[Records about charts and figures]

----------

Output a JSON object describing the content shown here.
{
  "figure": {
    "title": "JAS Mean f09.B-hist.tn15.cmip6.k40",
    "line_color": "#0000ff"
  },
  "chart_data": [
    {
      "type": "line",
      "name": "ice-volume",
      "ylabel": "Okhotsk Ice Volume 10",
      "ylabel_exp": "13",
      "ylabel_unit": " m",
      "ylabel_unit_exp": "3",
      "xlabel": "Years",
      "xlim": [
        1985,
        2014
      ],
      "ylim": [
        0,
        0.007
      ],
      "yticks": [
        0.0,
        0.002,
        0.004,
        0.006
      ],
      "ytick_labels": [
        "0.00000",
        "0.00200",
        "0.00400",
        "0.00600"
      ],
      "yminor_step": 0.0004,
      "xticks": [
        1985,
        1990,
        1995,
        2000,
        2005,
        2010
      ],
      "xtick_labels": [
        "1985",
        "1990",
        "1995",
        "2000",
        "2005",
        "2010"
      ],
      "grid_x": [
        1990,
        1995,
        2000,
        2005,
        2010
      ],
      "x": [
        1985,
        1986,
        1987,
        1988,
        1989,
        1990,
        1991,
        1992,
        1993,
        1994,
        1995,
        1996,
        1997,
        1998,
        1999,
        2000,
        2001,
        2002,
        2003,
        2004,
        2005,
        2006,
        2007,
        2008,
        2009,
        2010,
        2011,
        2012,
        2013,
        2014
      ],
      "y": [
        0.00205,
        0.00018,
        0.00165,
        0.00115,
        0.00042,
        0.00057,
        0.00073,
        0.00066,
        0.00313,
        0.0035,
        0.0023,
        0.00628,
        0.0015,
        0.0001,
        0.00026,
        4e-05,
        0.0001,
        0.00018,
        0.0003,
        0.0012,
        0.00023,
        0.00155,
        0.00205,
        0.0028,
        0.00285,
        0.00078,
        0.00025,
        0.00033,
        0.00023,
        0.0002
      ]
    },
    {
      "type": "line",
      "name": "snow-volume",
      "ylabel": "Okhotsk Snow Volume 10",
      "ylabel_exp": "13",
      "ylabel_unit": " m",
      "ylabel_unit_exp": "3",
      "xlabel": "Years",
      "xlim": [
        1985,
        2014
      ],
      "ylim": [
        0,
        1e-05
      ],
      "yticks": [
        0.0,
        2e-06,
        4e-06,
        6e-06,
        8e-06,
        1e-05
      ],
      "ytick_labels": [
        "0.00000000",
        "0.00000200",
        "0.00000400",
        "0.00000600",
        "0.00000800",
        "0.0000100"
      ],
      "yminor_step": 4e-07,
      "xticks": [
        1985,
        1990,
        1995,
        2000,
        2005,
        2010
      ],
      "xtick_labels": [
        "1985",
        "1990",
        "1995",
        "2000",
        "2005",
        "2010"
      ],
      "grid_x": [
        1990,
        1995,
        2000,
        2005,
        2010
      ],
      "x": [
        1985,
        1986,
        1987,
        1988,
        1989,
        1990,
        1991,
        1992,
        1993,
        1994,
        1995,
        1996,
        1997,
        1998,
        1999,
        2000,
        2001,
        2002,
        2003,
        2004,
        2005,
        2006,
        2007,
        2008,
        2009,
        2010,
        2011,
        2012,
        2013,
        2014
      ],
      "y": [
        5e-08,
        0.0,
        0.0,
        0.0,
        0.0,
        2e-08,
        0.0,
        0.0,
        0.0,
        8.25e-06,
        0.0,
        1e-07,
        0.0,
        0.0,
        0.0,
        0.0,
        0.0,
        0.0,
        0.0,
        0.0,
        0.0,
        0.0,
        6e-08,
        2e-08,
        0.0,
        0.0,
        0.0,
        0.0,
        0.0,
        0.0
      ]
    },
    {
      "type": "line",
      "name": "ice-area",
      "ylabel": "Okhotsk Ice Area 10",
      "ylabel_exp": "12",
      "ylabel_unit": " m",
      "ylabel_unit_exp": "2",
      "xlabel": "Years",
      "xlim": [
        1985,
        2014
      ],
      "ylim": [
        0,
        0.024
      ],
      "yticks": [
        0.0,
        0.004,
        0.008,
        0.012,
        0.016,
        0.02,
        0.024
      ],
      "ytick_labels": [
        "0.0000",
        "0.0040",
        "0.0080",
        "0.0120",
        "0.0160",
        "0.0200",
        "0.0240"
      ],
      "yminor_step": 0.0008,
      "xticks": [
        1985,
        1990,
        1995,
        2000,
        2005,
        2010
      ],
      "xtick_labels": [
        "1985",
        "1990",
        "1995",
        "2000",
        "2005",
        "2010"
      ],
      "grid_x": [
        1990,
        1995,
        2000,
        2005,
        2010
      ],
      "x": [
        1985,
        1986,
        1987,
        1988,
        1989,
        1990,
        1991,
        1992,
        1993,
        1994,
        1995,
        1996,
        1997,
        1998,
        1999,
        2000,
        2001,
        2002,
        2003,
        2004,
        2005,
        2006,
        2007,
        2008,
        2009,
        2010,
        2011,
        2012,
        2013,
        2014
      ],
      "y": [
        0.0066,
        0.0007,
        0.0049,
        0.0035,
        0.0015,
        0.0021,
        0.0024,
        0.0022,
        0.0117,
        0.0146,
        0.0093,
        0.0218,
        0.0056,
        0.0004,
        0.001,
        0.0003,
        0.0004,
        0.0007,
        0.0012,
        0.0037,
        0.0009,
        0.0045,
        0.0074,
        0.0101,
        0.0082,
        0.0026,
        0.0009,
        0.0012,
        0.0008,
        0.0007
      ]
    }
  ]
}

----------

**WHAT YOU WILL DO**
Write out every line of the preceding listing that contains "name".

**WORKED SOLUTION**
      "name": "ice-volume",
      "name": "snow-volume",
      "name": "ice-area",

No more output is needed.